- _SOURCE RECORDS_:
────────────────

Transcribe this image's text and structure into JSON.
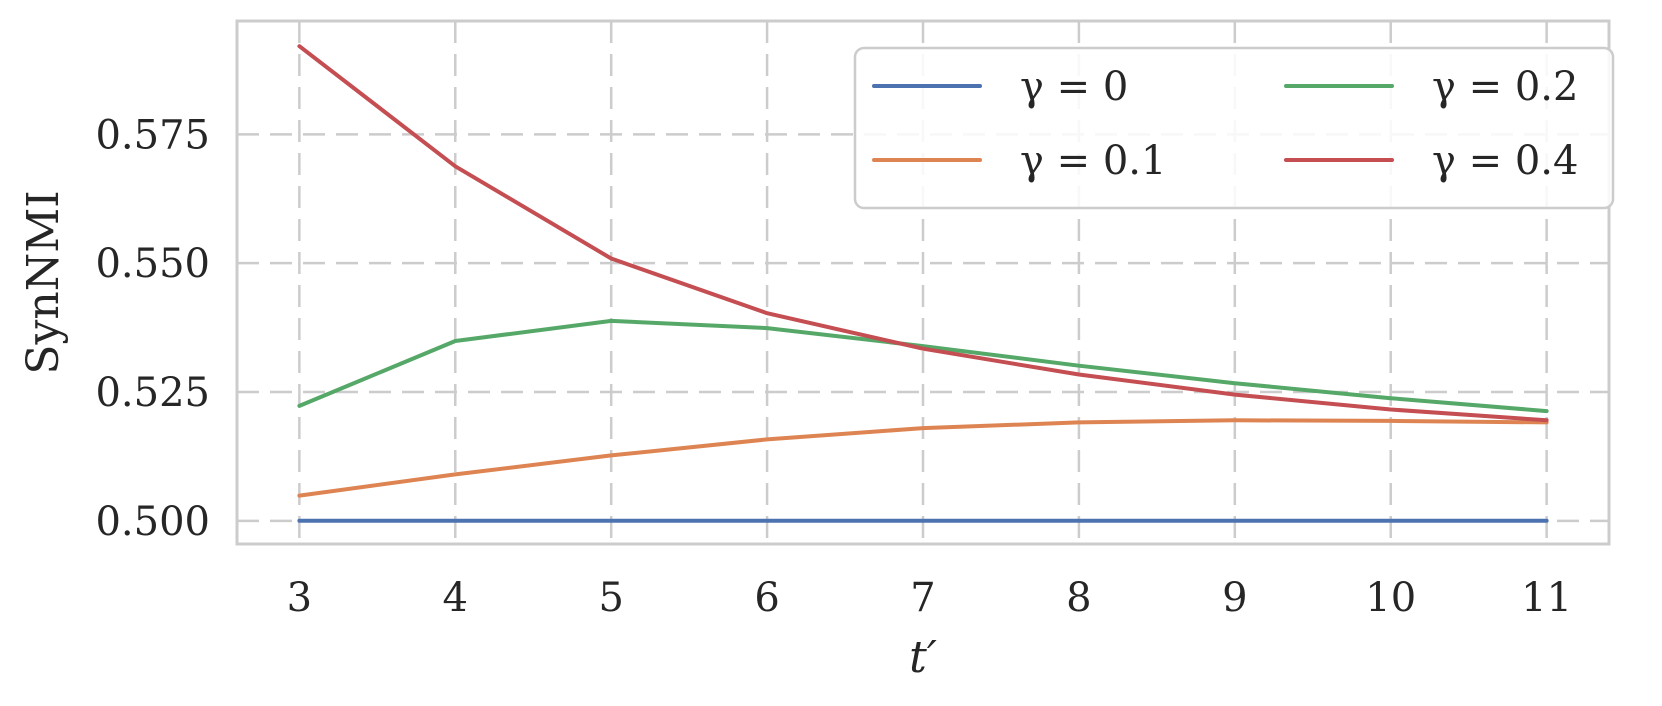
{
  "chart_data": {
    "type": "line",
    "x": [
      3,
      4,
      5,
      6,
      7,
      8,
      9,
      10,
      11
    ],
    "xlabel": "t′",
    "ylabel": "SynNMI",
    "xticks": [
      "3",
      "4",
      "5",
      "6",
      "7",
      "8",
      "9",
      "10",
      "11"
    ],
    "yticks": [
      "0.500",
      "0.525",
      "0.550",
      "0.575"
    ],
    "ytick_values": [
      0.5,
      0.525,
      0.55,
      0.575
    ],
    "xlim": [
      2.6,
      11.4
    ],
    "ylim": [
      0.4955,
      0.597
    ],
    "grid": true,
    "legend_position": "top-right",
    "series": [
      {
        "name": "γ = 0",
        "color": "#4c72b0",
        "values": [
          0.5,
          0.5,
          0.5,
          0.5,
          0.5,
          0.5,
          0.5,
          0.5,
          0.5
        ]
      },
      {
        "name": "γ = 0.1",
        "color": "#dd8452",
        "values": [
          0.5049,
          0.509,
          0.5127,
          0.5158,
          0.518,
          0.5191,
          0.5195,
          0.5194,
          0.5191
        ]
      },
      {
        "name": "γ = 0.2",
        "color": "#55a868",
        "values": [
          0.5223,
          0.5349,
          0.5388,
          0.5374,
          0.5339,
          0.5301,
          0.5267,
          0.5238,
          0.5213
        ]
      },
      {
        "name": "γ = 0.4",
        "color": "#c44e52",
        "values": [
          0.5921,
          0.5688,
          0.5509,
          0.5403,
          0.5334,
          0.5284,
          0.5245,
          0.5216,
          0.5195
        ]
      }
    ],
    "legend_columns": [
      [
        0,
        1
      ],
      [
        2,
        3
      ]
    ]
  }
}
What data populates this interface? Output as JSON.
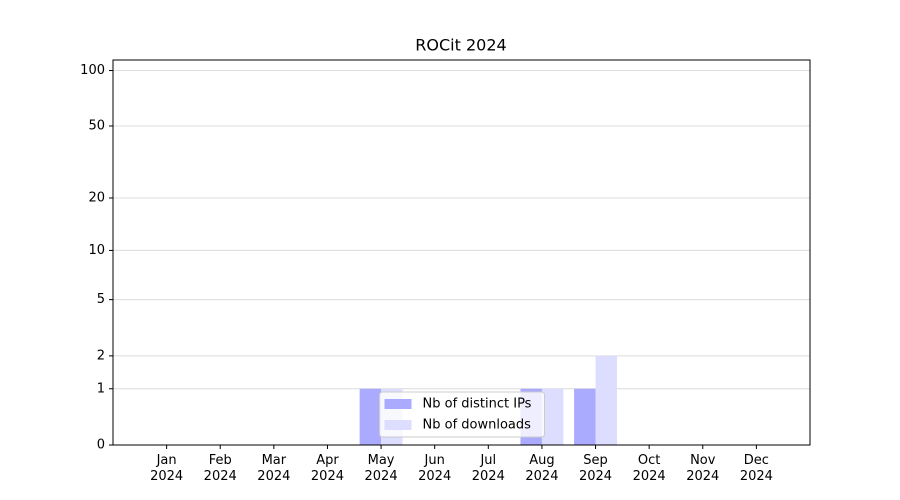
{
  "chart_data": {
    "type": "bar",
    "title": "ROCit 2024",
    "categories": [
      "Jan\n2024",
      "Feb\n2024",
      "Mar\n2024",
      "Apr\n2024",
      "May\n2024",
      "Jun\n2024",
      "Jul\n2024",
      "Aug\n2024",
      "Sep\n2024",
      "Oct\n2024",
      "Nov\n2024",
      "Dec\n2024"
    ],
    "series": [
      {
        "name": "Nb of distinct IPs",
        "color": "#aaaaff",
        "values": [
          0,
          0,
          0,
          0,
          1,
          0,
          0,
          1,
          1,
          0,
          0,
          0
        ]
      },
      {
        "name": "Nb of downloads",
        "color": "#ddddff",
        "values": [
          0,
          0,
          0,
          0,
          1,
          0,
          0,
          1,
          2,
          0,
          0,
          0
        ]
      }
    ],
    "yscale": "symlog",
    "ylim": [
      0,
      114
    ],
    "yticks": [
      0,
      1,
      2,
      5,
      10,
      20,
      50,
      100
    ],
    "grid": true,
    "legend": "lower center"
  }
}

────────────────

- _AIM_: Return the whole listing, word for word, and leave out every picture.

- _PROBLEM SOLUTION_:
Transcribe this image's text and structure into JSON.
{
  "chart_data": {
    "type": "line",
    "x": [
      3,
      4,
      5,
      6,
      7,
      8,
      9,
      10,
      11
    ],
    "xlabel": "t′",
    "ylabel": "SynNMI",
    "xticks": [
      "3",
      "4",
      "5",
      "6",
      "7",
      "8",
      "9",
      "10",
      "11"
    ],
    "yticks": [
      "0.500",
      "0.525",
      "0.550",
      "0.575"
    ],
    "ytick_values": [
      0.5,
      0.525,
      0.55,
      0.575
    ],
    "xlim": [
      2.6,
      11.4
    ],
    "ylim": [
      0.4955,
      0.597
    ],
    "grid": true,
    "legend_position": "top-right",
    "series": [
      {
        "name": "γ = 0",
        "color": "#4c72b0",
        "values": [
          0.5,
          0.5,
          0.5,
          0.5,
          0.5,
          0.5,
          0.5,
          0.5,
          0.5
        ]
      },
      {
        "name": "γ = 0.1",
        "color": "#dd8452",
        "values": [
          0.5049,
          0.509,
          0.5127,
          0.5158,
          0.518,
          0.5191,
          0.5195,
          0.5194,
          0.5191
        ]
      },
      {
        "name": "γ = 0.2",
        "color": "#55a868",
        "values": [
          0.5223,
          0.5349,
          0.5388,
          0.5374,
          0.5339,
          0.5301,
          0.5267,
          0.5238,
          0.5213
        ]
      },
      {
        "name": "γ = 0.4",
        "color": "#c44e52",
        "values": [
          0.5921,
          0.5688,
          0.5509,
          0.5403,
          0.5334,
          0.5284,
          0.5245,
          0.5216,
          0.5195
        ]
      }
    ],
    "legend_columns": [
      [
        0,
        1
      ],
      [
        2,
        3
      ]
    ]
  }
}
What data populates this interface? Output as JSON.
{
  "chart_data": {
    "type": "bar",
    "title": "ROCit 2024",
    "categories": [
      "Jan\n2024",
      "Feb\n2024",
      "Mar\n2024",
      "Apr\n2024",
      "May\n2024",
      "Jun\n2024",
      "Jul\n2024",
      "Aug\n2024",
      "Sep\n2024",
      "Oct\n2024",
      "Nov\n2024",
      "Dec\n2024"
    ],
    "series": [
      {
        "name": "Nb of distinct IPs",
        "color": "#aaaaff",
        "values": [
          0,
          0,
          0,
          0,
          1,
          0,
          0,
          1,
          1,
          0,
          0,
          0
        ]
      },
      {
        "name": "Nb of downloads",
        "color": "#ddddff",
        "values": [
          0,
          0,
          0,
          0,
          1,
          0,
          0,
          1,
          2,
          0,
          0,
          0
        ]
      }
    ],
    "yscale": "symlog",
    "ylim": [
      0,
      114
    ],
    "yticks": [
      0,
      1,
      2,
      5,
      10,
      20,
      50,
      100
    ],
    "grid": true,
    "legend": "lower center"
  }
}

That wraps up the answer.